-------- EXTRACTED INFORMATION

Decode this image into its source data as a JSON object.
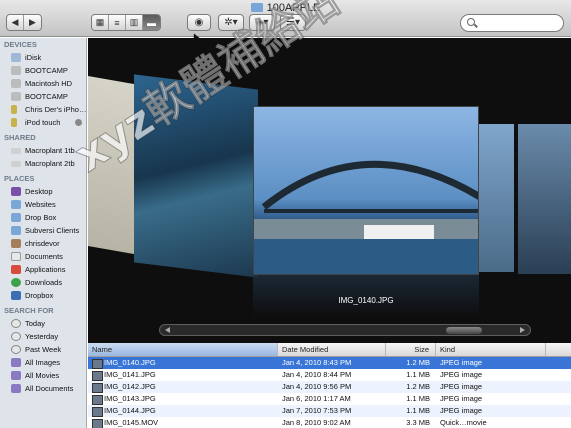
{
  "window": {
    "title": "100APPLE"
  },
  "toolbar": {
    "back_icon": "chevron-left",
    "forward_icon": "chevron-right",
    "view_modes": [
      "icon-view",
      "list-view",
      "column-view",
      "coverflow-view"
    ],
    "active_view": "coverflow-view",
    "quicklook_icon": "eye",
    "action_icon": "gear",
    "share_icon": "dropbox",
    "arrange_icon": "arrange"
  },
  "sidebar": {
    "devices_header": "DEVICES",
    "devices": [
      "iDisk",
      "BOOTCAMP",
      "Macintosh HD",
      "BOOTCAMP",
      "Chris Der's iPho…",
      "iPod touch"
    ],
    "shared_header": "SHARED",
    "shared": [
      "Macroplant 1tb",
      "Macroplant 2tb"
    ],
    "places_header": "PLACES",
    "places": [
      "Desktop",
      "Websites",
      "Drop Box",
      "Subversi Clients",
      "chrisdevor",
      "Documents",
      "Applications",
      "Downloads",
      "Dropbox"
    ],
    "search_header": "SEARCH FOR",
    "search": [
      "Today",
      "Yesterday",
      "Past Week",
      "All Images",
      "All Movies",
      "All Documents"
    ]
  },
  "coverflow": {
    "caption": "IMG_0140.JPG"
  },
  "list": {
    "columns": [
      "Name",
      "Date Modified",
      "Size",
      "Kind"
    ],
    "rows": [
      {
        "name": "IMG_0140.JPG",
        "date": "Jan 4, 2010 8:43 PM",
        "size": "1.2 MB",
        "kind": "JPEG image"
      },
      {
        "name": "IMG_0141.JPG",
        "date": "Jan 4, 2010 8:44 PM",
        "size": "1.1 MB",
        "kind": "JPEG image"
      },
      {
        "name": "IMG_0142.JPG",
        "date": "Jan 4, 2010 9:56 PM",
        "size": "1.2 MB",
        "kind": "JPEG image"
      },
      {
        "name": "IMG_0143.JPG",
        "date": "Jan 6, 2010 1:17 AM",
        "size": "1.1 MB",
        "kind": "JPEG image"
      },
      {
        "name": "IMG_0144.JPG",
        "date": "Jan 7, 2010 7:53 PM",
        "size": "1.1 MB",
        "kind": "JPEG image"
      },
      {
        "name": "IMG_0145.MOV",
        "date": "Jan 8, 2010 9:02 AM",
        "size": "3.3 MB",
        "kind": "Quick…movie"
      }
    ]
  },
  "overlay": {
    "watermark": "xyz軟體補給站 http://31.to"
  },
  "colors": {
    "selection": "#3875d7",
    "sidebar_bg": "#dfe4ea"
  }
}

----------------
-------- EXTRACTED INFORMATION

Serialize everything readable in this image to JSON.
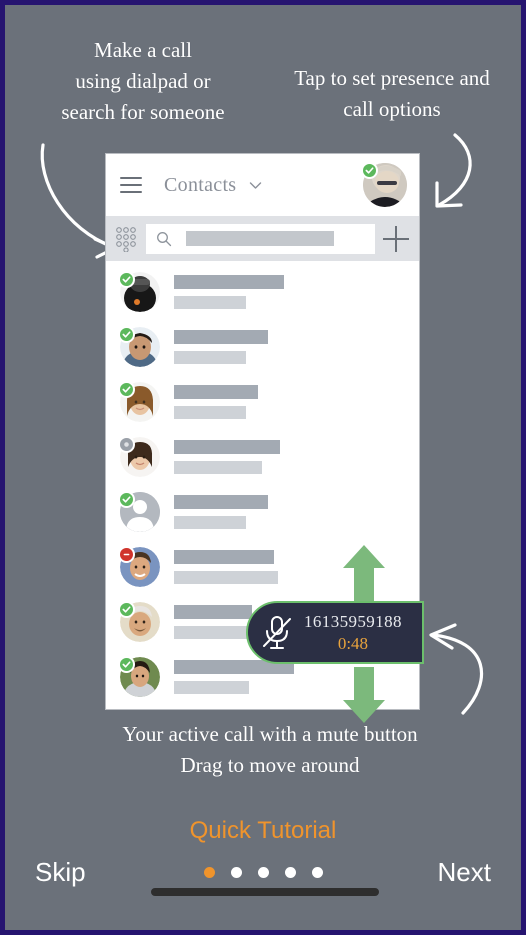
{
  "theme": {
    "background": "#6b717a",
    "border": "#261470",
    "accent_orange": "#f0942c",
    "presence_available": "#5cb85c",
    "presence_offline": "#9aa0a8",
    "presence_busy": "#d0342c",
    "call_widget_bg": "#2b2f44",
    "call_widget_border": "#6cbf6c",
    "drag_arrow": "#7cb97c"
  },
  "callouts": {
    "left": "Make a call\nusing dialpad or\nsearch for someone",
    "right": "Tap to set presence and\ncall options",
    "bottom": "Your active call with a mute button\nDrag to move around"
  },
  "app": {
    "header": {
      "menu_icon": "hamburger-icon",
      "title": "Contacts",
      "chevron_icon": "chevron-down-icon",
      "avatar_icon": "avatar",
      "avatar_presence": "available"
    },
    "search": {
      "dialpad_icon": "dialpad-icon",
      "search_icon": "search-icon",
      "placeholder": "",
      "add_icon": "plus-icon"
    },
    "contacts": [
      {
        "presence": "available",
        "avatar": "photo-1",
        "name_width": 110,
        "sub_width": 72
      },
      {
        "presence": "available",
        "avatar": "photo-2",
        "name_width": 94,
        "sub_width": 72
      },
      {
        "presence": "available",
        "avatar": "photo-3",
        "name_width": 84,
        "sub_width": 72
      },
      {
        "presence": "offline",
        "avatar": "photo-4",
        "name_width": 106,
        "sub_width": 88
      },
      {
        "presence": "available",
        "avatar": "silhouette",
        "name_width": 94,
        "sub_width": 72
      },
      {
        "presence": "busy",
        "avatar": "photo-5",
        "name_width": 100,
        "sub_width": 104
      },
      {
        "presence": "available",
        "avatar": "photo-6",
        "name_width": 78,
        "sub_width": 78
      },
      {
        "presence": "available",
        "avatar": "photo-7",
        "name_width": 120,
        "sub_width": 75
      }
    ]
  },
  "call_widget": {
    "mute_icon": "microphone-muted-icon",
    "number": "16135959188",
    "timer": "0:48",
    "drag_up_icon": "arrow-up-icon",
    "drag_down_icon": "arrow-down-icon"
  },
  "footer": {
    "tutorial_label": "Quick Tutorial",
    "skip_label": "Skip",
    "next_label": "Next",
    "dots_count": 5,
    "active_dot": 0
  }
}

----------------

__WRITTEN REQUEST__.
Report only how many lines in the listing contain the string "photo".

__FINAL RESULT__.
7